#### EXCERPT:
===============

Bit · Neuro
Multiple Sclerosis vs Neuromyelitis Optica vs ADEM
Three central demyelinating diseases that all give optic neuritis, weakness, or both. The pivot is antibody status, lesion distribution, and tempo (relapsing vs monophasic).
Mechanism
All three involve immune-mediated demyelination of CNS white matter. They differ in target antigen and clinical course:
- Multiple sclerosis (MS) — chronic autoimmune demyelination; T-cell mediated, with autoantibodies. Classic pattern is relapsing-remitting, with discrete attacks separated by remission, eventually transitioning to secondary progressive. Lesions disseminated in space (multiple CNS regions) AND time (different ages of lesions). MRI: periventricular plaques perpendicular to ventricles (Dawson's fingers), juxtacortical, infratentorial, spinal cord (short segments). CSF: oligoclonal bands, ↑ IgG index. Typical onset 20–40, female predominance, more common with northern latitude.
- Neuromyelitis optica spectrum disorder (NMOSD) — antibody against aquaporin-4 (AQP4-IgG) on astrocyte foot processes. Selectively attacks the optic nerve and spinal cord. Spinal lesions are longitudinally extensive (≥ 3 vertebral segments). Severe attacks; less responsive to MS therapies (and some MS drugs make it worse). MOG-antibody disease is a related entity now distinguished from NMOSD.
- Acute disseminated encephalomyelitis (ADEM) — a monophasic, post-infectious or post-vaccination demyelinating event. Mostly children, days after viral illness or vaccination. Multifocal brain involvement, encephalopathy is typical (unlike MS). MRI shows large, ill-defined lesions all at the same age. Usually does not recur.
Differentiator Table
| Multiple sclerosis | NMO spectrum disorder | ADEM | |
| Course | Relapsing-remitting → secondary progressive | Relapsing, severe attacks | Monophasic (rare recurrence) |
| Typical age | 20–40, female predominance | Adult, female predominance | Children, post-viral or post-vaccine |
| Antibody | Often no specific antibody; some have anti-MOG | AQP4-IgG (aquaporin-4) | Sometimes anti-MOG |
| Optic nerve involvement | Yes, unilateral typical | Yes, often bilateral, severe | Yes, often bilateral |
| Spinal cord lesions | Short segment (< 2 vertebral segments) | Longitudinally extensive (≥ 3 segments) | Variable |
| Brain MRI | Periventricular plaques (Dawson's fingers), juxtacortical, infratentorial | Often relatively spared early; periependymal involvement | Multifocal large hyperintensities, ALL same age |
| CSF | Oligoclonal bands +, ↑ IgG index | Oligoclonal bands usually NEGATIVE; AQP4-IgG + | Pleocytosis common; oligoclonal bands variable / often transient |
| Encephalopathy at onset | Uncommon | Uncommon | TYPICAL (children with confusion / coma) |
| Treatment of acute attack | High-dose IV steroids | High-dose IV steroids + plasma exchange; long-term: rituximab, eculizumab, others | High-dose IV steroids; IVIG / plasma exchange if severe |
| Long-term immunotherapy | Yes — disease-modifying therapies (interferons, glatiramer, fingolimod, ocrelizumab, etc.) | Yes — and beware: some MS drugs worsen NMO | Usually not needed (monophasic) |
The Pivot
Three questions tell you which one:
- Course — relapsing or monophasic? Monophasic (and the patient is a child after a viral illness with encephalopathy) → ADEM. Relapsing → MS or NMO.

===============

#### EXERCISE DATA:
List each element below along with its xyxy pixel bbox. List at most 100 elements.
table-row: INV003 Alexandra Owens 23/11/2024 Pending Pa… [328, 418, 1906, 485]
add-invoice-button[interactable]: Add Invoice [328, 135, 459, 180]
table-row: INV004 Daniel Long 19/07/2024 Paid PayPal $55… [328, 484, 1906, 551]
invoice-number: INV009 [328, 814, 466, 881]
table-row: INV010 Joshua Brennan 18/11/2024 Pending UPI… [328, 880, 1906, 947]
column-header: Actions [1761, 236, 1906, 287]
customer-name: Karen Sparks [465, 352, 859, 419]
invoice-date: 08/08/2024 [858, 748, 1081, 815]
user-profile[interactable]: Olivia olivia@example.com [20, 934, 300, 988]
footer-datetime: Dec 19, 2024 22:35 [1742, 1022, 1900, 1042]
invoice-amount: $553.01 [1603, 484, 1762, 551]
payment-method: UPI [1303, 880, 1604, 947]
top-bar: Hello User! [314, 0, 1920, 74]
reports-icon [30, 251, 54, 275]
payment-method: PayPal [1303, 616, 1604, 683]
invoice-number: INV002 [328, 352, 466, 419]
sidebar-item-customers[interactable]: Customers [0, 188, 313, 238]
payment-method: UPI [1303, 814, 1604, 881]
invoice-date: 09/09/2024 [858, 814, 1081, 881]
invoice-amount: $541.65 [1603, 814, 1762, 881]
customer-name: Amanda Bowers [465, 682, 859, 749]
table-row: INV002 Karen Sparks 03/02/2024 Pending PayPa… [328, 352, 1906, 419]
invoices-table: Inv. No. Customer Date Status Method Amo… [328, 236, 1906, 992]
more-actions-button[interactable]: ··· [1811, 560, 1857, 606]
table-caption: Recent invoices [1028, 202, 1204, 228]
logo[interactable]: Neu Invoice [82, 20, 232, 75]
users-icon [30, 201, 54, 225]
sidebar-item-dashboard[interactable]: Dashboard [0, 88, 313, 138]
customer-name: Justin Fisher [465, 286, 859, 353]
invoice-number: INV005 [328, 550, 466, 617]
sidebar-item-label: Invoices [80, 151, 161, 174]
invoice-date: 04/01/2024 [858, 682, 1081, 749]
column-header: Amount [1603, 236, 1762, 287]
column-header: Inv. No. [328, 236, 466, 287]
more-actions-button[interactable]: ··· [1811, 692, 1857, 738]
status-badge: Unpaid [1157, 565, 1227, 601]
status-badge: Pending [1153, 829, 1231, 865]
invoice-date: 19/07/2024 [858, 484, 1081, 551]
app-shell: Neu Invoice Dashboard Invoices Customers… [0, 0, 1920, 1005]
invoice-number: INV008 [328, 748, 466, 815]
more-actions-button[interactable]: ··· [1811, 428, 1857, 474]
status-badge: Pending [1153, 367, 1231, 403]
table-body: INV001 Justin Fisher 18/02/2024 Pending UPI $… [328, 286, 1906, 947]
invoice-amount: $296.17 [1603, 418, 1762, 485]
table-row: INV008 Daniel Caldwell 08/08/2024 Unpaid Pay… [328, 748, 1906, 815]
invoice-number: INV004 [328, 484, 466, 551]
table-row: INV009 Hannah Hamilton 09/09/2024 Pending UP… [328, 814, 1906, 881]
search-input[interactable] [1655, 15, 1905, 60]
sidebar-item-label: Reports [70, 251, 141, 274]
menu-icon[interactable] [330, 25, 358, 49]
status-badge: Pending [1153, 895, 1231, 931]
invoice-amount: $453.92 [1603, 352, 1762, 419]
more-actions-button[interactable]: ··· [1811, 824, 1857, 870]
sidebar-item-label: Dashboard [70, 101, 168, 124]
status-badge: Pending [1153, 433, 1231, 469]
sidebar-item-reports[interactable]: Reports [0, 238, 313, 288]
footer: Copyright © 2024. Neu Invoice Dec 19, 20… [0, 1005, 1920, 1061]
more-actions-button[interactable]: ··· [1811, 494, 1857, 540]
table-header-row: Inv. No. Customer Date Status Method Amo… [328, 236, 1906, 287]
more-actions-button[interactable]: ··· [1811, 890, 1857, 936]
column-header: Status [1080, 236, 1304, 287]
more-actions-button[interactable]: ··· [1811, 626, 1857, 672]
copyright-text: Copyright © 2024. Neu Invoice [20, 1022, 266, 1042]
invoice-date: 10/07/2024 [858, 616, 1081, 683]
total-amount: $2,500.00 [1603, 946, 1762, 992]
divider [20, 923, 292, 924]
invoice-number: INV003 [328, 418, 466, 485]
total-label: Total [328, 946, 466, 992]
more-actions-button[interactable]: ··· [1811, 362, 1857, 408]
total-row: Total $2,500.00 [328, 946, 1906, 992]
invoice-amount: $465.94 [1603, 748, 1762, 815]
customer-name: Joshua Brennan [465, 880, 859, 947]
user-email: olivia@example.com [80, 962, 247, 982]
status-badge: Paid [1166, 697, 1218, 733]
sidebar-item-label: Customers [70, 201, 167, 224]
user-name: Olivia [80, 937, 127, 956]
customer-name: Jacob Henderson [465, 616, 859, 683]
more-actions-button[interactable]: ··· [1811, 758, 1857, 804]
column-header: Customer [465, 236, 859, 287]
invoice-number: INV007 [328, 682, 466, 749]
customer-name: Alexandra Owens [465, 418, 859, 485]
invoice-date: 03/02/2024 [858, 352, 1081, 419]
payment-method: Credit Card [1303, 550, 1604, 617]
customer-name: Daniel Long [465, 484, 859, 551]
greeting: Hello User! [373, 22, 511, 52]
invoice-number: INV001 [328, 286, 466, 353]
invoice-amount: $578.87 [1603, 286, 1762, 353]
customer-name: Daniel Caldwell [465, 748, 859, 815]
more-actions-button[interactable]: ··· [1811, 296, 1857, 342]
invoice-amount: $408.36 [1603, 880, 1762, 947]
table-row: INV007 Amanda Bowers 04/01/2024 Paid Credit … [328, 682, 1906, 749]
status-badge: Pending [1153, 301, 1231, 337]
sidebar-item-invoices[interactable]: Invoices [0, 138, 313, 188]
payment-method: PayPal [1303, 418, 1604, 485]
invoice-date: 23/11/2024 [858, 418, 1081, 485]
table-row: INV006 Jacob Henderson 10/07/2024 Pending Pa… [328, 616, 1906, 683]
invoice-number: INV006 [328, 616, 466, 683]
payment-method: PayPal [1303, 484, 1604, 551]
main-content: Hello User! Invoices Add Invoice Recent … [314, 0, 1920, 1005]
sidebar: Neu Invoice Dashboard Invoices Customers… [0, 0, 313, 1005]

===============

Pick up the comparison of multiple sclerosis, neuromyelitis optica, and ADEM after its last sentence and continue it.

- AQP4-IgG positive? → NMOSD.
- Spinal cord lesion length? Longitudinally extensive (≥ 3 segments) → NMO. Short segment → MS.
One trap: starting an MS drug (especially a sphingosine-1-phosphate modulator or some natalizumab patients) in an undiagnosed NMOSD patient can worsen disease.
NBME-Style Stem
A 34-year-old woman presents with simultaneous bilateral visual loss and paraparesis. MRI of the spinal cord shows a longitudinally extensive lesion spanning T2 through T8. Serum aquaporin-4 IgG is positive. CSF shows no oligoclonal bands. Which of the following is the most likely diagnosis?
Concept Anchor
MS is a chronic relapsing T-cell-driven demyelination scattered through the brain and short cord segments; NMO is an AQP4-antibody attack focused on optic nerve and long cord segments; ADEM is a one-off post-infectious storm in a child with encephalopathy. Antibody and lesion length are the two best splitters.